### What you have to do
List, from the lines below, each one with "Americans" in it.

>> BEGIN Items

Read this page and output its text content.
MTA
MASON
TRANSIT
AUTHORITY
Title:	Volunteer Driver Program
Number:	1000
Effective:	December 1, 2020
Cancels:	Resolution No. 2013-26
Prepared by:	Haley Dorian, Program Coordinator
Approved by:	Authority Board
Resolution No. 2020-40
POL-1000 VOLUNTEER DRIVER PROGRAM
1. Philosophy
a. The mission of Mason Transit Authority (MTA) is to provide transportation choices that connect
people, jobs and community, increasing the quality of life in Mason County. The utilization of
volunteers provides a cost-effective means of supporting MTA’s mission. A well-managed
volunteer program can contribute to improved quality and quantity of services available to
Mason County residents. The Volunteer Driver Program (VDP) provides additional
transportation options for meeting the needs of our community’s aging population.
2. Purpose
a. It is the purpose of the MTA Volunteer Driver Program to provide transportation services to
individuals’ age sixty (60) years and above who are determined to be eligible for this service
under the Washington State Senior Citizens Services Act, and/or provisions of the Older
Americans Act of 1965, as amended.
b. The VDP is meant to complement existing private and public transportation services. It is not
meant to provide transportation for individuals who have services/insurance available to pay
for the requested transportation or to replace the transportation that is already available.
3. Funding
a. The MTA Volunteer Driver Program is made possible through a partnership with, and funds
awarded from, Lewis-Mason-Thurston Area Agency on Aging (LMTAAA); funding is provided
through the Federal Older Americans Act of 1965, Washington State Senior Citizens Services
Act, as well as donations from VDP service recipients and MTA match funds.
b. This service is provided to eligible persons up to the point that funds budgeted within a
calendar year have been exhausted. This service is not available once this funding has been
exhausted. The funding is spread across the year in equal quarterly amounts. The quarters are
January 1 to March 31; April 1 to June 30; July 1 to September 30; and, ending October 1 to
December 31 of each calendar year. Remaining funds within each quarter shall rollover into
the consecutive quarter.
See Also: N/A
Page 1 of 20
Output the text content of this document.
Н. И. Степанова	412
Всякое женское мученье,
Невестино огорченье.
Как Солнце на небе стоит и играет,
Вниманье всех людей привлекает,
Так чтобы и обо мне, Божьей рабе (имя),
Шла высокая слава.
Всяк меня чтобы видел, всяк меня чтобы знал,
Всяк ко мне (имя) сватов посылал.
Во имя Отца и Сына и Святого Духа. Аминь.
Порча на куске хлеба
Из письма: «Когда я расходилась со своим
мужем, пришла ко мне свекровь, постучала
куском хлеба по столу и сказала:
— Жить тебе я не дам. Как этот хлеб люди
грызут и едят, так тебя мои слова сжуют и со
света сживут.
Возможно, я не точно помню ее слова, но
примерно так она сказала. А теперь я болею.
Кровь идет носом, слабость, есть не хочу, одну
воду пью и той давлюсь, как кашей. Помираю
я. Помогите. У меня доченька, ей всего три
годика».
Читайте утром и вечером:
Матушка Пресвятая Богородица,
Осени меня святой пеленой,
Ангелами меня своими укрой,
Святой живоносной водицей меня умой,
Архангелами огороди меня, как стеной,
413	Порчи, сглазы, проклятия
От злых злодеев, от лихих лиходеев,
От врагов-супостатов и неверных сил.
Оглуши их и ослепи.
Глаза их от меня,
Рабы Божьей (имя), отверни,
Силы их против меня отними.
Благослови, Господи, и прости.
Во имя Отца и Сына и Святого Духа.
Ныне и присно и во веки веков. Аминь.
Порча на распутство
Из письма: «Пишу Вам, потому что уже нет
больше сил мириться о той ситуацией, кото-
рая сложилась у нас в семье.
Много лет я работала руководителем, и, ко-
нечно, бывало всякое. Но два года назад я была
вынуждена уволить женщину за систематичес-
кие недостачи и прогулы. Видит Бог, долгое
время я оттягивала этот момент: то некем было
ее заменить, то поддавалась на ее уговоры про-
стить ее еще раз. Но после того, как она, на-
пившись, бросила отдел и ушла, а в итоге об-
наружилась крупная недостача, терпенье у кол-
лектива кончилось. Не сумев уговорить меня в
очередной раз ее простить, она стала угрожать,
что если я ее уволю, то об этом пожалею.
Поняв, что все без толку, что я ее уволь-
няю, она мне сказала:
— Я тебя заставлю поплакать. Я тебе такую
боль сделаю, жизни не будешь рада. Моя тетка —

>> END Items

### Problem solution
Americans Act of 1965, as amended.
through the Federal Older Americans Act of 1965, Washington State Senior Citizens Services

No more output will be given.